= REQUEST =
Report the number of lines containing "Edit", with no other words.

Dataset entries
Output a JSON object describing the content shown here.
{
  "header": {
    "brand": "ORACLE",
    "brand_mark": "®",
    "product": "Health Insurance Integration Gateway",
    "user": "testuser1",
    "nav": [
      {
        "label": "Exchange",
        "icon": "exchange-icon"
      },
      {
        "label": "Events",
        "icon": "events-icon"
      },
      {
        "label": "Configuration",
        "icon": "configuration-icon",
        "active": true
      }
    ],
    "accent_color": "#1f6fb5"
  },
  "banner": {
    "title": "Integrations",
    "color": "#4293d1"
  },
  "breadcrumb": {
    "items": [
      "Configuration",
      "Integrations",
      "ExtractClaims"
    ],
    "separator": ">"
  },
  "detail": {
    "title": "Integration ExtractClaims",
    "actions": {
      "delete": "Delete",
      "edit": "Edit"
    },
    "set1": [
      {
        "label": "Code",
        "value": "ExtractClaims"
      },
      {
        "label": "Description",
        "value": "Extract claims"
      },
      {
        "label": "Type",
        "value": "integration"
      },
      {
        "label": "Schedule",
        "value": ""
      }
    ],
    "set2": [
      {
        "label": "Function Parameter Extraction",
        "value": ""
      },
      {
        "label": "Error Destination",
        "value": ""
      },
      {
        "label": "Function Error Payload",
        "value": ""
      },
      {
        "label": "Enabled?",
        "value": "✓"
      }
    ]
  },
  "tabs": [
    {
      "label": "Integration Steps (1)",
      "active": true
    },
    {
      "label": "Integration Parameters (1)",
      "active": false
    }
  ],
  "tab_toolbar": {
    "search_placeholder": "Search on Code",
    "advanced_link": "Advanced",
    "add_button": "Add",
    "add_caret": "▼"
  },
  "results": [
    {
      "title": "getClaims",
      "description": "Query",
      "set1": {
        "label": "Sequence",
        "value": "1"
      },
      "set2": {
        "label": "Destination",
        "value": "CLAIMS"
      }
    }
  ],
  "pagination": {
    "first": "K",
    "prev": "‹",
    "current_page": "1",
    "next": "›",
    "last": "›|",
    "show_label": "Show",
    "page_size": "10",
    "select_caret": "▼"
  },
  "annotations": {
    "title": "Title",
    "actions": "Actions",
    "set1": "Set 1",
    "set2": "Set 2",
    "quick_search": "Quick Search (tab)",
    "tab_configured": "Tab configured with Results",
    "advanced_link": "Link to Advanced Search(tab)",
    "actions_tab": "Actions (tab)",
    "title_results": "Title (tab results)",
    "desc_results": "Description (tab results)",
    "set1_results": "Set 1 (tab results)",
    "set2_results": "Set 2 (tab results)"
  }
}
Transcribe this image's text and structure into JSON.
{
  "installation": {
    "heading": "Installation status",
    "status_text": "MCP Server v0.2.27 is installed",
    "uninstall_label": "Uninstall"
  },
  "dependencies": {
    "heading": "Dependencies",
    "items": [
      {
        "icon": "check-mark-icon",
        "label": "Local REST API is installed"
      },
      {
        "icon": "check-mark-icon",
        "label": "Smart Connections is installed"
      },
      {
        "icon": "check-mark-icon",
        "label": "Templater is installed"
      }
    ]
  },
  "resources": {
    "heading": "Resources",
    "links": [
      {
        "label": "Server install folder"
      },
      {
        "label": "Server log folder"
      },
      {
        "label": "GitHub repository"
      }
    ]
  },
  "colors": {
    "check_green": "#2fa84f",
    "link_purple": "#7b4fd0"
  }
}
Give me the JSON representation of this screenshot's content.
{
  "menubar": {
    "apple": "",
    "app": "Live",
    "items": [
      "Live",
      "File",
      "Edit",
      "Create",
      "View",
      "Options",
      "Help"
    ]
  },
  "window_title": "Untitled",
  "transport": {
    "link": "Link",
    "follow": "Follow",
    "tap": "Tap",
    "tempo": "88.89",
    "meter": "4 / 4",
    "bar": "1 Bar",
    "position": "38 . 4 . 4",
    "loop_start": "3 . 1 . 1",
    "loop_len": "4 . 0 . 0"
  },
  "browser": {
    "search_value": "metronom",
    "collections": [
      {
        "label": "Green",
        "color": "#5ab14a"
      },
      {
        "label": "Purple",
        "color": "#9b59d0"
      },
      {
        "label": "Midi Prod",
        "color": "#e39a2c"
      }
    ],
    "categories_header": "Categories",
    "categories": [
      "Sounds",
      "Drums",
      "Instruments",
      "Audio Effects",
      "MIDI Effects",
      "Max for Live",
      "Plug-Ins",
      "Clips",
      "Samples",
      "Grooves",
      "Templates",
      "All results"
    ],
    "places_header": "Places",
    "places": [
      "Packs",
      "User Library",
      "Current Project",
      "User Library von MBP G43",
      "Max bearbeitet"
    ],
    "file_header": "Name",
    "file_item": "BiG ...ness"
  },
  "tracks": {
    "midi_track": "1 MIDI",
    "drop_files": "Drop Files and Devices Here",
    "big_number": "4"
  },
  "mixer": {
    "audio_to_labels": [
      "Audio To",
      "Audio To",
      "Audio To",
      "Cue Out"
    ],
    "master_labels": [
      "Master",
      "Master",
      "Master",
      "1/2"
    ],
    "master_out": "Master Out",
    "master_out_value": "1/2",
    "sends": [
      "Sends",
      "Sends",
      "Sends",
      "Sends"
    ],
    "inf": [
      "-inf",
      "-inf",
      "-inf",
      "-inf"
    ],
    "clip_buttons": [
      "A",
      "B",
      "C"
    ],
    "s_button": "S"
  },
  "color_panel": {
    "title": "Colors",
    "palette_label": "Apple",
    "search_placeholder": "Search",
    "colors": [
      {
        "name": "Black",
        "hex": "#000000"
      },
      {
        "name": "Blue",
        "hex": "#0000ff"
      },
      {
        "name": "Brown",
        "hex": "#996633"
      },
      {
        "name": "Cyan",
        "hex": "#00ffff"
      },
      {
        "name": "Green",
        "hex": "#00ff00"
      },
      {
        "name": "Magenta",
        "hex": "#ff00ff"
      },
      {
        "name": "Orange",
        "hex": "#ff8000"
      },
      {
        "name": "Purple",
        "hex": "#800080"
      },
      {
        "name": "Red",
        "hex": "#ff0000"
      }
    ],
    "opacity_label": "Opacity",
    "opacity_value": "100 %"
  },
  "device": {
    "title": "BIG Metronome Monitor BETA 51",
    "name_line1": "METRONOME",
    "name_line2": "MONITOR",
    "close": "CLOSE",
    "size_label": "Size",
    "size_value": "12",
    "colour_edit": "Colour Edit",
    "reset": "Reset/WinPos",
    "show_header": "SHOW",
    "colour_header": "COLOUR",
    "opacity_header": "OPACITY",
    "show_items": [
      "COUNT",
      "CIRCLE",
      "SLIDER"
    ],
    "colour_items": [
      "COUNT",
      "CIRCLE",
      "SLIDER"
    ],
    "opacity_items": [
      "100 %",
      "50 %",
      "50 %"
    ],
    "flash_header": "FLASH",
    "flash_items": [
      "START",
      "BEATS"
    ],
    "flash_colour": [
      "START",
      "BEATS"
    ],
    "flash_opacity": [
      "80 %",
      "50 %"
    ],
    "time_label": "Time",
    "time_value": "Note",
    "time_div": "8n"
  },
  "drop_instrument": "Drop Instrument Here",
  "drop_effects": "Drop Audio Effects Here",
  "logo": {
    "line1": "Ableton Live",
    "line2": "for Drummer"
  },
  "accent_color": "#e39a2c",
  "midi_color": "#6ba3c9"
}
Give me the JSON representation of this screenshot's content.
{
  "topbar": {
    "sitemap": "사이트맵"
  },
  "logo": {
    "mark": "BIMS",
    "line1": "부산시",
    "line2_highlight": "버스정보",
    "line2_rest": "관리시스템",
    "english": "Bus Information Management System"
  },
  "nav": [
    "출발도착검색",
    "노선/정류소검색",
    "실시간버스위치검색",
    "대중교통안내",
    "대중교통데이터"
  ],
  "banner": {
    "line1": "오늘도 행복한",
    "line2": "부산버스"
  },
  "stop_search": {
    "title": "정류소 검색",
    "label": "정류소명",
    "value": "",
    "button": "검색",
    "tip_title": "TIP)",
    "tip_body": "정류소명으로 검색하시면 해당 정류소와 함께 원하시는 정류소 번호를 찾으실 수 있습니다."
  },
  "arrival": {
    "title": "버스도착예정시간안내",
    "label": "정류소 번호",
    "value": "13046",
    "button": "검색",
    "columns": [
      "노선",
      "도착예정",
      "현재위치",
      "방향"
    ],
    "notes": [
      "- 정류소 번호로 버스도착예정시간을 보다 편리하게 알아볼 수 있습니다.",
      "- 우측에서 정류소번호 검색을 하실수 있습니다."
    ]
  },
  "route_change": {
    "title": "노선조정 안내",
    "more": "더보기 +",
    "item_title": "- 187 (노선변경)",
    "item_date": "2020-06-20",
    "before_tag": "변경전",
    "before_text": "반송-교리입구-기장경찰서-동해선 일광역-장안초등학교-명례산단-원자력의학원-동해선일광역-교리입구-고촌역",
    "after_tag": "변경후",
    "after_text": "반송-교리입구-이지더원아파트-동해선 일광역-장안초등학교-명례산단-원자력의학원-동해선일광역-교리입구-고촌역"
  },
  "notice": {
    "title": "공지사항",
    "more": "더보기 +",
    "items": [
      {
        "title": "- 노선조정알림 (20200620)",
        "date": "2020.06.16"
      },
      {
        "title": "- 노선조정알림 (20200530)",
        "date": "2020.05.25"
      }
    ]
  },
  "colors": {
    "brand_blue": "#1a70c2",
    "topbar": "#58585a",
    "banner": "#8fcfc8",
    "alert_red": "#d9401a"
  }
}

= RESULT FOR THIS TASK =
3